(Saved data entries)
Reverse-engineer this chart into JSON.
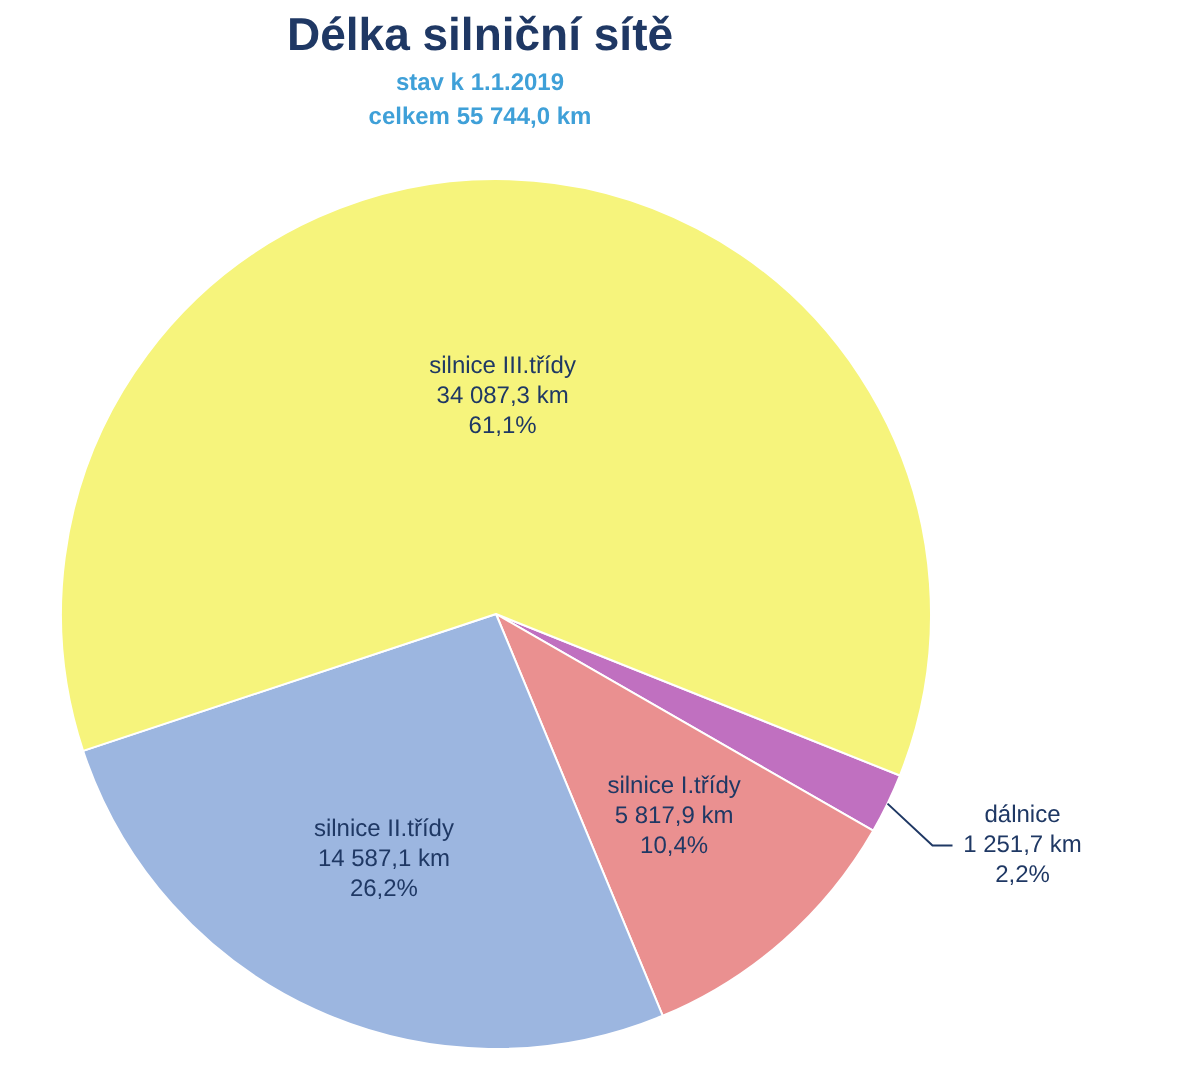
{
  "chart_data": {
    "type": "pie",
    "title": "Délka silniční sítě",
    "subtitle": "stav k 1.1.2019",
    "annotations": [
      "celkem 55 744,0 km"
    ],
    "categories": [
      "dálnice",
      "silnice I.třídy",
      "silnice II.třídy",
      "silnice III.třídy"
    ],
    "values": [
      1251.7,
      5817.9,
      14587.1,
      34087.3
    ],
    "value_labels": [
      "1 251,7 km\n2,2%",
      "5 817,9 km\n10,4%",
      "14 587,1 km\n26,2%",
      "34 087,3 km\n61,1%"
    ],
    "colors": [
      "#c070c0",
      "#ea9090",
      "#9cb6e0",
      "#f6f47c"
    ],
    "legend": false
  }
}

## EXERCISE REQUIREMENTS
Reproduce each line of the entries in which the word "třídy" is found.

## ANSWER TO THIS EXERCISE
      "silnice I.třídy",
      "silnice II.třídy",
      "silnice III.třídy"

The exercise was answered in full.